- SOURCE DOCUMENT:
I'd just get depressed, knowing that its not real and there is actually five feet of snow outside.
$100,000 dollars! I'm just fine with my current 15" LCD, thanks though.
But really? THat's a lot of money... Money that could be spent elsewhere. You buy this for $100,000, you don't have the money for that new graphics card you need to drive it! XD
@Concorde105
you spend $100,000 on this, you have the rest of your $2 billion to buy whatever else you've always wanted
@bigdonny you have $2 billion and still want something? I would have bought it all long time ago, including that small country I always wanted...
Where did you/they get monitors with such small frames? I'd love a $600 3-monitor setup with those!
WTF why wouldn't you just use rear projection? You could build something similar for a fraction of the cost.
@Aleman not with this resolution and this thin
back to the future?
@Xstream
My thoughts exactly.
100 000$? If we say that one IMAX ticket is 10$, and we go to see a movie twice a week, that's 1040$ a year... 96 years!
@Atkins
Well...IMAX movie tickets definately are not $10...they cost me $15-20...also that's for one ticket. Say you have 5 people in your household and you watch 2 movies a week...that comes out to watching movies twice a week for 9.6 years @ $20+/person(including drinks and popcorn)
Now the easiest solution you see is just don't go to the movie theatre...it's really a huge ripoff for the most part.

- SUPPLIED RECORDS:
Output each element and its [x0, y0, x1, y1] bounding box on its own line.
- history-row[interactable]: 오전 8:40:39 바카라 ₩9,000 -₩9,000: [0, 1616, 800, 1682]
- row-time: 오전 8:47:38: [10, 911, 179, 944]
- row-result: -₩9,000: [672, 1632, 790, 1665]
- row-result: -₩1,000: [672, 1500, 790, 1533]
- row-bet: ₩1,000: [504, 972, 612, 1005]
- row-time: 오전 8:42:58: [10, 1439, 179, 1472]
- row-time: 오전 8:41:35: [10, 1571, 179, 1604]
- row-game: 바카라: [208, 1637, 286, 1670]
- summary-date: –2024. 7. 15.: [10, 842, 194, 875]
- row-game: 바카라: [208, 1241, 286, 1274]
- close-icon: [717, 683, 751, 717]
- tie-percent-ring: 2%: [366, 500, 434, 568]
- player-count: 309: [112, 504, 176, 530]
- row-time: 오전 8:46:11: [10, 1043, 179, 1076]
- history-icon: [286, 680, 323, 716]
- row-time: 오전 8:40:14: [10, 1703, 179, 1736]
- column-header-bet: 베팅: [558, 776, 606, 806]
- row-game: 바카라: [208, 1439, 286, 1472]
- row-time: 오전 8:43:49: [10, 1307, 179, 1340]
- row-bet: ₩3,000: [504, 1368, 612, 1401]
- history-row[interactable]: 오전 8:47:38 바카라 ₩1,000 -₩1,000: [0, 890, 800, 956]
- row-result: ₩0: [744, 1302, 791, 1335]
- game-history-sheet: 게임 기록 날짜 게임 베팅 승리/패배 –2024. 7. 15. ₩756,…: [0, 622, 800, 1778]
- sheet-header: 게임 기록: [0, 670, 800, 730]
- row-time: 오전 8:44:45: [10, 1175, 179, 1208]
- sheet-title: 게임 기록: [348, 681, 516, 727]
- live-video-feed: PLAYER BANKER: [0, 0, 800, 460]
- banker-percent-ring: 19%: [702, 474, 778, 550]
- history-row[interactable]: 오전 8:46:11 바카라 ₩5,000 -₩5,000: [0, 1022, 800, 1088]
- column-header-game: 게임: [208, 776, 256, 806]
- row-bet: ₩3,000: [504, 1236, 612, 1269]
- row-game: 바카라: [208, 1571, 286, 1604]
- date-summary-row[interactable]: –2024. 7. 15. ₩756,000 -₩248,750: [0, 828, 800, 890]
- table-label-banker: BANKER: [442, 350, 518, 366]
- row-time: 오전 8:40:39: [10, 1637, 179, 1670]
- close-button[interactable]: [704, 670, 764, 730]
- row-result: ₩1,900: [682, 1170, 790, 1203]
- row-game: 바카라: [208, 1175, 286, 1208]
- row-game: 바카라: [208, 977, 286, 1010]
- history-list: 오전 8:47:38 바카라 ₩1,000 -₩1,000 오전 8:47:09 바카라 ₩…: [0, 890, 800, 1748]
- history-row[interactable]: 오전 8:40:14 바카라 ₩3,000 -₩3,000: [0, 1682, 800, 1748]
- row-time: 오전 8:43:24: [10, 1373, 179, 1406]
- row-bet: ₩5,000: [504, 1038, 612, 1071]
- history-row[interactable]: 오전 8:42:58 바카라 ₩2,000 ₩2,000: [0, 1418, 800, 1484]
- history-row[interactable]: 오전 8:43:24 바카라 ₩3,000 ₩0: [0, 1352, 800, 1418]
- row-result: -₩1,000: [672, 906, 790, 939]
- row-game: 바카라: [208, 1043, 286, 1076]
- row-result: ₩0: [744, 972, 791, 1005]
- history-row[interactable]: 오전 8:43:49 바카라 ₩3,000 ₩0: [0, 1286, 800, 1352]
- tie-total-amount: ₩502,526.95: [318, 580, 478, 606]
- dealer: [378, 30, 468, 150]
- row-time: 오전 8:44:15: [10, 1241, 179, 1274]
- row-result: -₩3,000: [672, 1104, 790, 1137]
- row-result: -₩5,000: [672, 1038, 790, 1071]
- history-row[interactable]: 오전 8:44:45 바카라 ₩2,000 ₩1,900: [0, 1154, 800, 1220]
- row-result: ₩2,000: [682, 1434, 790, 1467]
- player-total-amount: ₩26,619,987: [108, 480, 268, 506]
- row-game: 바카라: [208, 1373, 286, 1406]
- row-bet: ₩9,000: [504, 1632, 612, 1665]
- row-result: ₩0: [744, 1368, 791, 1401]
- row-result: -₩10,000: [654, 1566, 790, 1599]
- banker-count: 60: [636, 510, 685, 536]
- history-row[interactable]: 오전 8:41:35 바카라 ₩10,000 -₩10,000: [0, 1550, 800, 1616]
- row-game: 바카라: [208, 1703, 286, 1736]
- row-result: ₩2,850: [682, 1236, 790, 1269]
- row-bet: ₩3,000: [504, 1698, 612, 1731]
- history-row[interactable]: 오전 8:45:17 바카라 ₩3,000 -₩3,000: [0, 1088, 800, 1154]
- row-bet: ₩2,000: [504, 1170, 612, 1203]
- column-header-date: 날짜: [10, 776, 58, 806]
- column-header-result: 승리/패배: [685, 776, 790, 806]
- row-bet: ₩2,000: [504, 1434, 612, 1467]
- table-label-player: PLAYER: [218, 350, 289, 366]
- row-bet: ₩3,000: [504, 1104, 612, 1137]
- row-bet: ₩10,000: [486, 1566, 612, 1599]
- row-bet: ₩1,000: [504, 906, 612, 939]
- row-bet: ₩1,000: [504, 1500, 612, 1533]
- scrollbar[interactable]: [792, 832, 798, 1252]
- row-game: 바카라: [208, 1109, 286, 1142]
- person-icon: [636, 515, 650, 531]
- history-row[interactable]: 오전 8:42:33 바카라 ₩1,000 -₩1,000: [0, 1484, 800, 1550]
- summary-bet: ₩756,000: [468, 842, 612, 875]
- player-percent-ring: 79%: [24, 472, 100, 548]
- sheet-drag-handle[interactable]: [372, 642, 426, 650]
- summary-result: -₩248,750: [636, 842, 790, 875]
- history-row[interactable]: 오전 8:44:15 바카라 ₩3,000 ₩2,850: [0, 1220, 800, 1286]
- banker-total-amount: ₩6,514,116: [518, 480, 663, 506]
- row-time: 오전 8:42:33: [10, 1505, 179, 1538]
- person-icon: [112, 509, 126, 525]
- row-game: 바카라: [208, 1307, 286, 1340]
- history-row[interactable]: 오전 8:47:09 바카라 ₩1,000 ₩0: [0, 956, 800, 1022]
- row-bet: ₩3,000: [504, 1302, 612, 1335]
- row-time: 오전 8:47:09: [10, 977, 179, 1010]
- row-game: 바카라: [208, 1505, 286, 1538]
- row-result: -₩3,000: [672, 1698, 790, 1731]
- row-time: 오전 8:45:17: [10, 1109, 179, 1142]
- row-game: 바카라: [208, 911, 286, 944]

- TASK INSTRUCTIONS:
(a) Can you print the comment thread word for word from "I'd just get" to "of the cost."?
(b) What do these parts of the comment thread state?
(i) What size of LCD does one commenter say they're fine with?
(ii) What does a commenter suggest using instead to build something similar for a fraction of the cost?
(iii) How many people are in the household in the reply about IMAX ticket prices?

- ANSWERS TO EACH TASK:
(a)
I'd just get depressed, knowing that its not real and there is actually five feet of snow outside.
$100,000 dollars! I'm just fine with my current 15" LCD, thanks though.
But really? THat's a lot of money... Money that could be spent elsewhere. You buy this for $100,000, you don't have the money for that new graphics card you need to drive it! XD
@Concorde105
you spend $100,000 on this, you have the rest of your $2 billion to buy whatever else you've always wanted
@bigdonny you have $2 billion and still want something? I would have bought it all long time ago, including that small country I always wanted...
Where did you/they get monitors with such small frames? I'd love a $600 3-monitor setup with those!
WTF why wouldn't you just use rear projection? You could build something similar for a fraction of the cost.

(b)
(i) A 15" LCD
(ii) Rear projection
(iii) 5 people